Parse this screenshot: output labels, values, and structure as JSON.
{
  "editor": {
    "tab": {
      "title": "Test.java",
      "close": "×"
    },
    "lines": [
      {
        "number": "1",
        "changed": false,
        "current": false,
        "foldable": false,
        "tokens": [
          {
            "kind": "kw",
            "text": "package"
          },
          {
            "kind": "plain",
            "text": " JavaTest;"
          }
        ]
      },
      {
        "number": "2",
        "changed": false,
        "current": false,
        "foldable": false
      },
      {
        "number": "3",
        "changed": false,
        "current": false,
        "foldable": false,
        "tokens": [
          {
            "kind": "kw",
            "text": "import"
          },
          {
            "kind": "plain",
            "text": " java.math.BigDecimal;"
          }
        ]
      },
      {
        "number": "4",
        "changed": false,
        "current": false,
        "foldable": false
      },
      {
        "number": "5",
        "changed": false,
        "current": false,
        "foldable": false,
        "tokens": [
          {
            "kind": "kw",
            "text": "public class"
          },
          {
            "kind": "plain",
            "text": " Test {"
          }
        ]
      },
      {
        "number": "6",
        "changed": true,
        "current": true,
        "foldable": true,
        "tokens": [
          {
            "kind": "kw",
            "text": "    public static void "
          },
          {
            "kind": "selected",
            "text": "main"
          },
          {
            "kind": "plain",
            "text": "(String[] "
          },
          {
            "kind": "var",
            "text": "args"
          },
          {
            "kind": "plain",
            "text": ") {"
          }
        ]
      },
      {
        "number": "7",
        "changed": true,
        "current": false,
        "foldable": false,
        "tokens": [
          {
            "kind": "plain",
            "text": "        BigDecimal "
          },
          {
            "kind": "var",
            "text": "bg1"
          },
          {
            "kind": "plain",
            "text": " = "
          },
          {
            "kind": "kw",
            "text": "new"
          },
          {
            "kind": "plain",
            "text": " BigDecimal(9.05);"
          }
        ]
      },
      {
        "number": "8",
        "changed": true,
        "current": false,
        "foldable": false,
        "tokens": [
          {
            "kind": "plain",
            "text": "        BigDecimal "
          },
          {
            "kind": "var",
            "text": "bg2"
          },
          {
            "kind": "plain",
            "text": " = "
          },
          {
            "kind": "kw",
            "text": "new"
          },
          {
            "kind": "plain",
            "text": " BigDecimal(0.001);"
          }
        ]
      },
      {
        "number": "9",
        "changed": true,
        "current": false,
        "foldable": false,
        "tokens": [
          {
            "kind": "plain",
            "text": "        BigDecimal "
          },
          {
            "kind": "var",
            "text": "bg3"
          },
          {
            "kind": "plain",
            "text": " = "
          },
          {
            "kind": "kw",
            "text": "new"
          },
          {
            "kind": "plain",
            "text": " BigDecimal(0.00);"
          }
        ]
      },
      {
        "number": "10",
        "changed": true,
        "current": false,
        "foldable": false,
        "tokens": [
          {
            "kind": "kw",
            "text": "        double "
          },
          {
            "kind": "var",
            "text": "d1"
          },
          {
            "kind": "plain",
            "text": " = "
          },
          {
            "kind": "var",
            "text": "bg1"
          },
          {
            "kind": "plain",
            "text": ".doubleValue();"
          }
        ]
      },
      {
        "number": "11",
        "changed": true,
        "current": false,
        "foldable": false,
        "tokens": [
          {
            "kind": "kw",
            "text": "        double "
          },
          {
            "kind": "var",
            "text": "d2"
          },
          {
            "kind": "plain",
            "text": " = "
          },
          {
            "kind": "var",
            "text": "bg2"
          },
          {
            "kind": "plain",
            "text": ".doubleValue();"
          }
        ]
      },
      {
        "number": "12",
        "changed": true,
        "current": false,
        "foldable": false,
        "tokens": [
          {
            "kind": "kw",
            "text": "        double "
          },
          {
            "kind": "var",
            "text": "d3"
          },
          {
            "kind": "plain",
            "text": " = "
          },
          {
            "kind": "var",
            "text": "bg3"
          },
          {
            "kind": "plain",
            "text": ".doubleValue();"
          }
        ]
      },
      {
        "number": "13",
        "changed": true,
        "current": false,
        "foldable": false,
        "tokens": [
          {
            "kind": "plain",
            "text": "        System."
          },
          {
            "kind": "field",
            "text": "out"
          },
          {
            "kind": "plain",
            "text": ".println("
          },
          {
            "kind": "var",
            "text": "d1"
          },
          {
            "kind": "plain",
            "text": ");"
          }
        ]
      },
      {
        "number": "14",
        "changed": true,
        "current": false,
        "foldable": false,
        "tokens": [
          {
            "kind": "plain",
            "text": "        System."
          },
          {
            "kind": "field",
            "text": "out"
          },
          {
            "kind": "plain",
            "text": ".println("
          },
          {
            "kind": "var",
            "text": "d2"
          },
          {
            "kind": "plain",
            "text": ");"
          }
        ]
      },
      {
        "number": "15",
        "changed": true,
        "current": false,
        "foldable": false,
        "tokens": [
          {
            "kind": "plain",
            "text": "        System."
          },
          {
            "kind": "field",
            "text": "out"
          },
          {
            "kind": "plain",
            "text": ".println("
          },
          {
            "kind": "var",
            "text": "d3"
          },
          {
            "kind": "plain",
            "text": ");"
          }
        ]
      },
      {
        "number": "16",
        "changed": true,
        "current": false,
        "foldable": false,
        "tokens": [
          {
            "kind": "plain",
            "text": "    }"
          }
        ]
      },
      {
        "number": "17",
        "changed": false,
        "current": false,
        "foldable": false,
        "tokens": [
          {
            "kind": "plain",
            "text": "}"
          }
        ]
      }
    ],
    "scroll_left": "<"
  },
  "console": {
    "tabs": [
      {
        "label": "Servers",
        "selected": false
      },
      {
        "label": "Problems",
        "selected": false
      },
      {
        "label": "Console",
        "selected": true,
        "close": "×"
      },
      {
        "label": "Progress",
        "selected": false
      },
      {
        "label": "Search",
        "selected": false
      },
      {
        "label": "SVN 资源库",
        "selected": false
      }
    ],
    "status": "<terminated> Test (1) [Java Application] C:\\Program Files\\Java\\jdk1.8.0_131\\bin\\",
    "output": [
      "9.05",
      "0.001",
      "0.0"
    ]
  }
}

-------------------------

- What is needed
Copy out each line exactly as written.

- Answer to the exercise
Parse this screenshot: output labels, values, and structure as JSON.
{
  "editor": {
    "tab": {
      "title": "Test.java",
      "close": "×"
    },
    "lines": [
      {
        "number": "1",
        "changed": false,
        "current": false,
        "foldable": false,
        "tokens": [
          {
            "kind": "kw",
            "text": "package"
          },
          {
            "kind": "plain",
            "text": " JavaTest;"
          }
        ]
      },
      {
        "number": "2",
        "changed": false,
        "current": false,
        "foldable": false
      },
      {
        "number": "3",
        "changed": false,
        "current": false,
        "foldable": false,
        "tokens": [
          {
            "kind": "kw",
            "text": "import"
          },
          {
            "kind": "plain",
            "text": " java.math.BigDecimal;"
          }
        ]
      },
      {
        "number": "4",
        "changed": false,
        "current": false,
        "foldable": false
      },
      {
        "number": "5",
        "changed": false,
        "current": false,
        "foldable": false,
        "tokens": [
          {
            "kind": "kw",
            "text": "public class"
          },
          {
            "kind": "plain",
            "text": " Test {"
          }
        ]
      },
      {
        "number": "6",
        "changed": true,
        "current": true,
        "foldable": true,
        "tokens": [
          {
            "kind": "kw",
            "text": "    public static void "
          },
          {
            "kind": "selected",
            "text": "main"
          },
          {
            "kind": "plain",
            "text": "(String[] "
          },
          {
            "kind": "var",
            "text": "args"
          },
          {
            "kind": "plain",
            "text": ") {"
          }
        ]
      },
      {
        "number": "7",
        "changed": true,
        "current": false,
        "foldable": false,
        "tokens": [
          {
            "kind": "plain",
            "text": "        BigDecimal "
          },
          {
            "kind": "var",
            "text": "bg1"
          },
          {
            "kind": "plain",
            "text": " = "
          },
          {
            "kind": "kw",
            "text": "new"
          },
          {
            "kind": "plain",
            "text": " BigDecimal(9.05);"
          }
        ]
      },
      {
        "number": "8",
        "changed": true,
        "current": false,
        "foldable": false,
        "tokens": [
          {
            "kind": "plain",
            "text": "        BigDecimal "
          },
          {
            "kind": "var",
            "text": "bg2"
          },
          {
            "kind": "plain",
            "text": " = "
          },
          {
            "kind": "kw",
            "text": "new"
          },
          {
            "kind": "plain",
            "text": " BigDecimal(0.001);"
          }
        ]
      },
      {
        "number": "9",
        "changed": true,
        "current": false,
        "foldable": false,
        "tokens": [
          {
            "kind": "plain",
            "text": "        BigDecimal "
          },
          {
            "kind": "var",
            "text": "bg3"
          },
          {
            "kind": "plain",
            "text": " = "
          },
          {
            "kind": "kw",
            "text": "new"
          },
          {
            "kind": "plain",
            "text": " BigDecimal(0.00);"
          }
        ]
      },
      {
        "number": "10",
        "changed": true,
        "current": false,
        "foldable": false,
        "tokens": [
          {
            "kind": "kw",
            "text": "        double "
          },
          {
            "kind": "var",
            "text": "d1"
          },
          {
            "kind": "plain",
            "text": " = "
          },
          {
            "kind": "var",
            "text": "bg1"
          },
          {
            "kind": "plain",
            "text": ".doubleValue();"
          }
        ]
      },
      {
        "number": "11",
        "changed": true,
        "current": false,
        "foldable": false,
        "tokens": [
          {
            "kind": "kw",
            "text": "        double "
          },
          {
            "kind": "var",
            "text": "d2"
          },
          {
            "kind": "plain",
            "text": " = "
          },
          {
            "kind": "var",
            "text": "bg2"
          },
          {
            "kind": "plain",
            "text": ".doubleValue();"
          }
        ]
      },
      {
        "number": "12",
        "changed": true,
        "current": false,
        "foldable": false,
        "tokens": [
          {
            "kind": "kw",
            "text": "        double "
          },
          {
            "kind": "var",
            "text": "d3"
          },
          {
            "kind": "plain",
            "text": " = "
          },
          {
            "kind": "var",
            "text": "bg3"
          },
          {
            "kind": "plain",
            "text": ".doubleValue();"
          }
        ]
      },
      {
        "number": "13",
        "changed": true,
        "current": false,
        "foldable": false,
        "tokens": [
          {
            "kind": "plain",
            "text": "        System."
          },
          {
            "kind": "field",
            "text": "out"
          },
          {
            "kind": "plain",
            "text": ".println("
          },
          {
            "kind": "var",
            "text": "d1"
          },
          {
            "kind": "plain",
            "text": ");"
          }
        ]
      },
      {
        "number": "14",
        "changed": true,
        "current": false,
        "foldable": false,
        "tokens": [
          {
            "kind": "plain",
            "text": "        System."
          },
          {
            "kind": "field",
            "text": "out"
          },
          {
            "kind": "plain",
            "text": ".println("
          },
          {
            "kind": "var",
            "text": "d2"
          },
          {
            "kind": "plain",
            "text": ");"
          }
        ]
      },
      {
        "number": "15",
        "changed": true,
        "current": false,
        "foldable": false,
        "tokens": [
          {
            "kind": "plain",
            "text": "        System."
          },
          {
            "kind": "field",
            "text": "out"
          },
          {
            "kind": "plain",
            "text": ".println("
          },
          {
            "kind": "var",
            "text": "d3"
          },
          {
            "kind": "plain",
            "text": ");"
          }
        ]
      },
      {
        "number": "16",
        "changed": true,
        "current": false,
        "foldable": false,
        "tokens": [
          {
            "kind": "plain",
            "text": "    }"
          }
        ]
      },
      {
        "number": "17",
        "changed": false,
        "current": false,
        "foldable": false,
        "tokens": [
          {
            "kind": "plain",
            "text": "}"
          }
        ]
      }
    ],
    "scroll_left": "<"
  },
  "console": {
    "tabs": [
      {
        "label": "Servers",
        "selected": false
      },
      {
        "label": "Problems",
        "selected": false
      },
      {
        "label": "Console",
        "selected": true,
        "close": "×"
      },
      {
        "label": "Progress",
        "selected": false
      },
      {
        "label": "Search",
        "selected": false
      },
      {
        "label": "SVN 资源库",
        "selected": false
      }
    ],
    "status": "<terminated> Test (1) [Java Application] C:\\Program Files\\Java\\jdk1.8.0_131\\bin\\",
    "output": [
      "9.05",
      "0.001",
      "0.0"
    ]
  }
}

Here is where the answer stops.